━━━ Available records

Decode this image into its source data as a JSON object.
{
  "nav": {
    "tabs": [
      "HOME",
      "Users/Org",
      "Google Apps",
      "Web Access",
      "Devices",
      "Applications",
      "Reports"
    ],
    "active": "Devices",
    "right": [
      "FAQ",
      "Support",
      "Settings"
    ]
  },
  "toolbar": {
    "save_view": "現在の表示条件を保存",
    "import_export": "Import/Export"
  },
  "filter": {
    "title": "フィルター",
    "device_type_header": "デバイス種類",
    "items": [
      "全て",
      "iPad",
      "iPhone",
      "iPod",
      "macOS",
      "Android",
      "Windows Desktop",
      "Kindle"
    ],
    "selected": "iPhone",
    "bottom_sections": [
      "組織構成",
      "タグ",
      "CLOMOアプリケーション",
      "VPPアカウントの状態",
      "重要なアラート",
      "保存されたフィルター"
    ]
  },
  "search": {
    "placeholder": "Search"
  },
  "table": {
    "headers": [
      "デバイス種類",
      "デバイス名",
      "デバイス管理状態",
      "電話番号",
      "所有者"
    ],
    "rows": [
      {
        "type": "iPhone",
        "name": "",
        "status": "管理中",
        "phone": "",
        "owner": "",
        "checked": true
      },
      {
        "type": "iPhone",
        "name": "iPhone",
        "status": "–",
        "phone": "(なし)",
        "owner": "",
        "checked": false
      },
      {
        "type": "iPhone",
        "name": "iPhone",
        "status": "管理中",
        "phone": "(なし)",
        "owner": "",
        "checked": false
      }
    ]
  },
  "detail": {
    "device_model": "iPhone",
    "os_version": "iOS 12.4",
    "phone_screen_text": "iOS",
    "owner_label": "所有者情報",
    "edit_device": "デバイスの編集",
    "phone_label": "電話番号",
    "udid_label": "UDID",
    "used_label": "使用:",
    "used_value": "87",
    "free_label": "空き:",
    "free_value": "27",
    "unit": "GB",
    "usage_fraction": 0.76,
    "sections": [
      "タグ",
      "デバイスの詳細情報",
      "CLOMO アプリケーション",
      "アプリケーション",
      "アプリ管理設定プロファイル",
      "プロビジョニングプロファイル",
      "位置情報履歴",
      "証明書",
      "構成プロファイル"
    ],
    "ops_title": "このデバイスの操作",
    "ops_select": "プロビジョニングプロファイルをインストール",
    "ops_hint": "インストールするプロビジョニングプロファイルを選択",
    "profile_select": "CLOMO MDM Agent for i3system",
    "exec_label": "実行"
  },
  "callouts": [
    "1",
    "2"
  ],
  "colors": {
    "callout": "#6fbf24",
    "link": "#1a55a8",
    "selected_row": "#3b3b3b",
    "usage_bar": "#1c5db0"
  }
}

━━━━━━

> _Exercise details_
Repeat each entry word for word.

> _Completed exercise_
Decode this image into its source data as a JSON object.
{
  "nav": {
    "tabs": [
      "HOME",
      "Users/Org",
      "Google Apps",
      "Web Access",
      "Devices",
      "Applications",
      "Reports"
    ],
    "active": "Devices",
    "right": [
      "FAQ",
      "Support",
      "Settings"
    ]
  },
  "toolbar": {
    "save_view": "現在の表示条件を保存",
    "import_export": "Import/Export"
  },
  "filter": {
    "title": "フィルター",
    "device_type_header": "デバイス種類",
    "items": [
      "全て",
      "iPad",
      "iPhone",
      "iPod",
      "macOS",
      "Android",
      "Windows Desktop",
      "Kindle"
    ],
    "selected": "iPhone",
    "bottom_sections": [
      "組織構成",
      "タグ",
      "CLOMOアプリケーション",
      "VPPアカウントの状態",
      "重要なアラート",
      "保存されたフィルター"
    ]
  },
  "search": {
    "placeholder": "Search"
  },
  "table": {
    "headers": [
      "デバイス種類",
      "デバイス名",
      "デバイス管理状態",
      "電話番号",
      "所有者"
    ],
    "rows": [
      {
        "type": "iPhone",
        "name": "",
        "status": "管理中",
        "phone": "",
        "owner": "",
        "checked": true
      },
      {
        "type": "iPhone",
        "name": "iPhone",
        "status": "–",
        "phone": "(なし)",
        "owner": "",
        "checked": false
      },
      {
        "type": "iPhone",
        "name": "iPhone",
        "status": "管理中",
        "phone": "(なし)",
        "owner": "",
        "checked": false
      }
    ]
  },
  "detail": {
    "device_model": "iPhone",
    "os_version": "iOS 12.4",
    "phone_screen_text": "iOS",
    "owner_label": "所有者情報",
    "edit_device": "デバイスの編集",
    "phone_label": "電話番号",
    "udid_label": "UDID",
    "used_label": "使用:",
    "used_value": "87",
    "free_label": "空き:",
    "free_value": "27",
    "unit": "GB",
    "usage_fraction": 0.76,
    "sections": [
      "タグ",
      "デバイスの詳細情報",
      "CLOMO アプリケーション",
      "アプリケーション",
      "アプリ管理設定プロファイル",
      "プロビジョニングプロファイル",
      "位置情報履歴",
      "証明書",
      "構成プロファイル"
    ],
    "ops_title": "このデバイスの操作",
    "ops_select": "プロビジョニングプロファイルをインストール",
    "ops_hint": "インストールするプロビジョニングプロファイルを選択",
    "profile_select": "CLOMO MDM Agent for i3system",
    "exec_label": "実行"
  },
  "callouts": [
    "1",
    "2"
  ],
  "colors": {
    "callout": "#6fbf24",
    "link": "#1a55a8",
    "selected_row": "#3b3b3b",
    "usage_bar": "#1c5db0"
  }
}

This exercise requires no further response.